EXERCISE TASK:
Reproduce verbatim the rows that begin with the line containing "232, 630, 249]" and end with the line containing "81, 38, 98]", including both of those lines.

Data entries

○ ○ ○ ○ ○

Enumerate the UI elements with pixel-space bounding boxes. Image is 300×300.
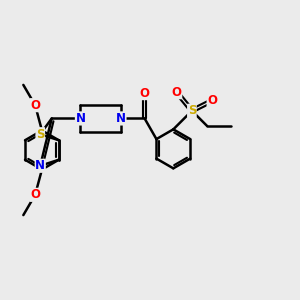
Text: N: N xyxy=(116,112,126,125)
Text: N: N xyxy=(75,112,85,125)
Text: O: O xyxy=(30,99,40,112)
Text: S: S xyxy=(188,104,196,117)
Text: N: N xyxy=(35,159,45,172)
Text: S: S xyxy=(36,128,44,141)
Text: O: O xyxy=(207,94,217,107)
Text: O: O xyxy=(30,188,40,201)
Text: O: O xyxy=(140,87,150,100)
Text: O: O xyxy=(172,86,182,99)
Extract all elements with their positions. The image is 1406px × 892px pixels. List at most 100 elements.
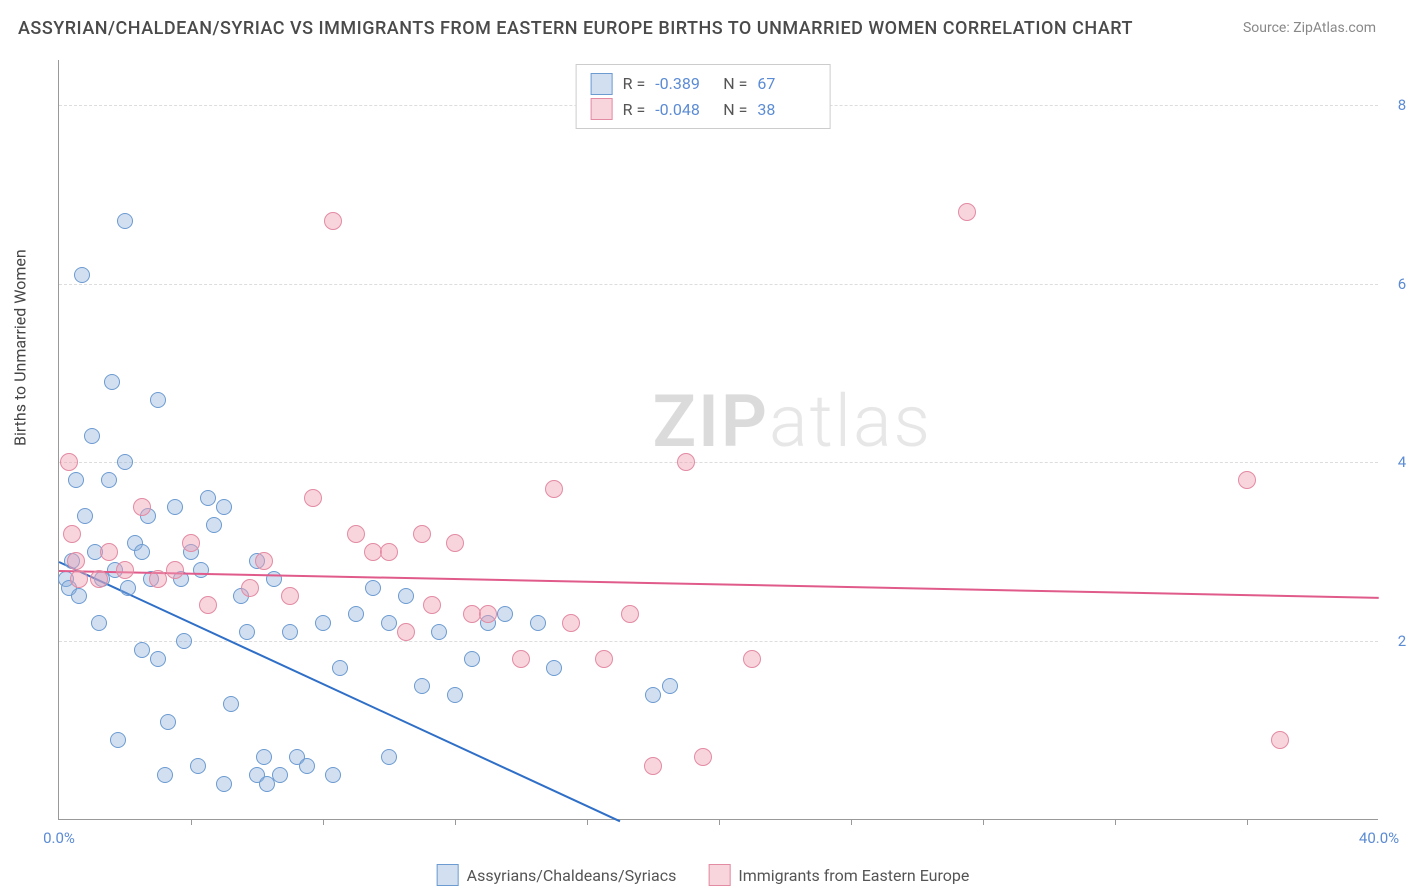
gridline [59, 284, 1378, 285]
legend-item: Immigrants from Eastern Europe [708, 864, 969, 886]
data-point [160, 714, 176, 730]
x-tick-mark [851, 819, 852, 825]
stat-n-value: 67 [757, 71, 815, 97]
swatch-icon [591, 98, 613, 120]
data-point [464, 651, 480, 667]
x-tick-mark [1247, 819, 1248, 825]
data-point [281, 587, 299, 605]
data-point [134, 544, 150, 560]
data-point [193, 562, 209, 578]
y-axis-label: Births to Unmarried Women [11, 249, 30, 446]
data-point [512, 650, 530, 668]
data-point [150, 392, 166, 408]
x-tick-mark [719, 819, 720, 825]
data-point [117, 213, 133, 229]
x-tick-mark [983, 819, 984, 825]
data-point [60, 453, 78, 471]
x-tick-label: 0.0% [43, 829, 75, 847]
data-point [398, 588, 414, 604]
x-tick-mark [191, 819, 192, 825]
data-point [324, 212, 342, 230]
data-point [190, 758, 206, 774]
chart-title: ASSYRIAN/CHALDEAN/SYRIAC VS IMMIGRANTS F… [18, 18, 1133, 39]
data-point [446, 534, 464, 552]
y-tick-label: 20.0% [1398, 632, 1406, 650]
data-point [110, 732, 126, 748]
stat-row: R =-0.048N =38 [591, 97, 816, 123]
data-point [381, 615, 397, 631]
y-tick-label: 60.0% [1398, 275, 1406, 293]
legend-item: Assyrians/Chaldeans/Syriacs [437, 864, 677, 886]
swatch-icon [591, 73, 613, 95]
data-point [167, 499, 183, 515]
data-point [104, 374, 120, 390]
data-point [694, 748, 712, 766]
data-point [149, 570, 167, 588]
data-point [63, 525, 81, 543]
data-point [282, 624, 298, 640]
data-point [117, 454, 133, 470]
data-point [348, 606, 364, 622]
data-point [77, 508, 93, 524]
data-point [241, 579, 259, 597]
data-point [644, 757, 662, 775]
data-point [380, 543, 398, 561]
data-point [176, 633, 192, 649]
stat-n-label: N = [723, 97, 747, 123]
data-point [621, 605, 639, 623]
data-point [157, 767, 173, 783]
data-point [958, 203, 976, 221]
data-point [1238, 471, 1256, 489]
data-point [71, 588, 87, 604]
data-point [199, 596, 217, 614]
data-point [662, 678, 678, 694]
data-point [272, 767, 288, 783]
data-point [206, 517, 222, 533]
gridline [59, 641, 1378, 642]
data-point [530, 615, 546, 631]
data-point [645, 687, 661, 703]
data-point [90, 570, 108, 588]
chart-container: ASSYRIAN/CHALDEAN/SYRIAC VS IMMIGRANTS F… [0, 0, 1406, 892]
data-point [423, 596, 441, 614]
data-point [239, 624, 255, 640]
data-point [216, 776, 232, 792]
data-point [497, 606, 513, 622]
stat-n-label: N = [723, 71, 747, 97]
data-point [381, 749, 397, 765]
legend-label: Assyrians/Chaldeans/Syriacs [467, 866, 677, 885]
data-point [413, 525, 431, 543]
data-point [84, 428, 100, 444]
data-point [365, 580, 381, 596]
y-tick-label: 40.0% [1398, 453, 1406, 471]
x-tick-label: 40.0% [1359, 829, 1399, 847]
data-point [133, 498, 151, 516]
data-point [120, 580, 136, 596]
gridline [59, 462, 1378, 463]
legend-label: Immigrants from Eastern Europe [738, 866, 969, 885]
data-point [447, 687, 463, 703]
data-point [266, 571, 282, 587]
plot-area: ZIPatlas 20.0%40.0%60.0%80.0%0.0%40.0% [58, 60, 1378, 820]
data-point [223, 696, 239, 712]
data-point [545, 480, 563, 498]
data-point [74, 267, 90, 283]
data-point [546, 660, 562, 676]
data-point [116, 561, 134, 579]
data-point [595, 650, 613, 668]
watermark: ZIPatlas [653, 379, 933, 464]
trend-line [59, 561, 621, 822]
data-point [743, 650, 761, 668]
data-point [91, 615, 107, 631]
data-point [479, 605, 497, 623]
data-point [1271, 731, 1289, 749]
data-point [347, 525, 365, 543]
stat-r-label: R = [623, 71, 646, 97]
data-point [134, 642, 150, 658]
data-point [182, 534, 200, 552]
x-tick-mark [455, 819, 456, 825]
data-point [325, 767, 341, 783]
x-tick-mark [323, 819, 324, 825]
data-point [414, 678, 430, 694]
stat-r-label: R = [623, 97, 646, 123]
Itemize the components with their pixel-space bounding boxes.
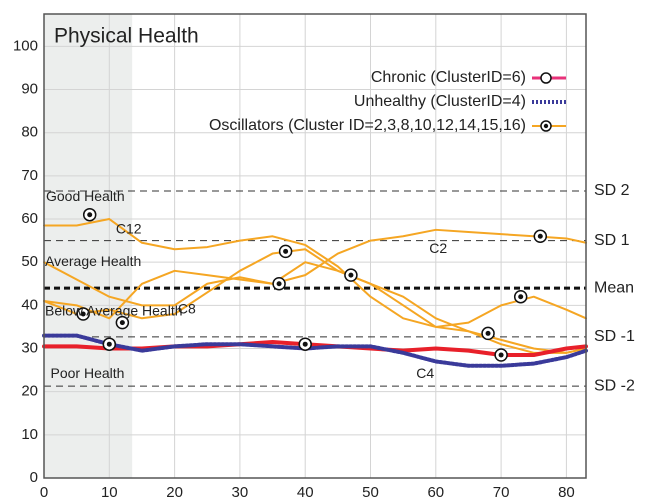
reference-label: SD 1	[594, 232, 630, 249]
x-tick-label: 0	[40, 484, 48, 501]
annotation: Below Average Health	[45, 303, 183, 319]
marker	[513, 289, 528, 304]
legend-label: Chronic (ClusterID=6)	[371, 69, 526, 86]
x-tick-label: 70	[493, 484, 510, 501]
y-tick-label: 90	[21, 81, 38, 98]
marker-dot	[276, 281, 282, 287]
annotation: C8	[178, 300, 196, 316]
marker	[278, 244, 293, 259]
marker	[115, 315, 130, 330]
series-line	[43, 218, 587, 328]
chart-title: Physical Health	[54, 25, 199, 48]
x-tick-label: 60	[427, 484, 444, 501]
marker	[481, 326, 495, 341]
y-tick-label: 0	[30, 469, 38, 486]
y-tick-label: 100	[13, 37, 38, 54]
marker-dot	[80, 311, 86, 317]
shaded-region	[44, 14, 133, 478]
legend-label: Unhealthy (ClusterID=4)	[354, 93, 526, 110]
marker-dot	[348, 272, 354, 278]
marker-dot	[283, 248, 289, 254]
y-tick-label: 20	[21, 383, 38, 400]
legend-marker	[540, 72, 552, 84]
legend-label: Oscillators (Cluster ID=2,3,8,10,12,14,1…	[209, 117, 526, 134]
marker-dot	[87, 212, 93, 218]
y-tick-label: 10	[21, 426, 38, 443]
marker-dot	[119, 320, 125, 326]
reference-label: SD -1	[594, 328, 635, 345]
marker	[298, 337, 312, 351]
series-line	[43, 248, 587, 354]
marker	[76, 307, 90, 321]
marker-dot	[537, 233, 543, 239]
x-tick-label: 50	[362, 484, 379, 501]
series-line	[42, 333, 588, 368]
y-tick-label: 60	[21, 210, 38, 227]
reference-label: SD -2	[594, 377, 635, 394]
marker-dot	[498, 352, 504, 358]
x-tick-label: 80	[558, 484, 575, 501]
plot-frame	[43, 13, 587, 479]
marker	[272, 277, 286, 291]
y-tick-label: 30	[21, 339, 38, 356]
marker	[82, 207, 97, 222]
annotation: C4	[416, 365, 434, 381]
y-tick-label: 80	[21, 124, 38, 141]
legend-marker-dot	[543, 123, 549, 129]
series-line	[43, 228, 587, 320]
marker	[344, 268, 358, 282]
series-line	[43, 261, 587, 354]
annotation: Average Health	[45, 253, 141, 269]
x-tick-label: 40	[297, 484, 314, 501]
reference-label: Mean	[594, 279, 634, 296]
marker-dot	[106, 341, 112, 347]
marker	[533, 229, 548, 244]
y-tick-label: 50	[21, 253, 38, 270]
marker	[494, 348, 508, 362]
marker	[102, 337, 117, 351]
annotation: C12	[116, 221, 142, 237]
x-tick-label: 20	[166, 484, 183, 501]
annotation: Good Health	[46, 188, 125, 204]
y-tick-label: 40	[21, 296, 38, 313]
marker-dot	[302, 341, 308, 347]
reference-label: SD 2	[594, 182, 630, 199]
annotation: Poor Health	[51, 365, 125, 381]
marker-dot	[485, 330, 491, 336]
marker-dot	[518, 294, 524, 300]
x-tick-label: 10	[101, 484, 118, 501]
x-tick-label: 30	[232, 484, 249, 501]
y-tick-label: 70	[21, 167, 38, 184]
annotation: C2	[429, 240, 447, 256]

○ ○ ○ ○ ○

RESPONSE TO THIS EXERCISE:
reference-label: SD 1	[594, 232, 630, 249]
x-tick-label: 0	[40, 484, 48, 501]
annotation: Below Average Health	[45, 303, 183, 319]
marker	[513, 289, 528, 304]
legend-label: Chronic (ClusterID=6)	[371, 69, 526, 86]
x-tick-label: 70	[493, 484, 510, 501]
y-tick-label: 90	[21, 81, 38, 98]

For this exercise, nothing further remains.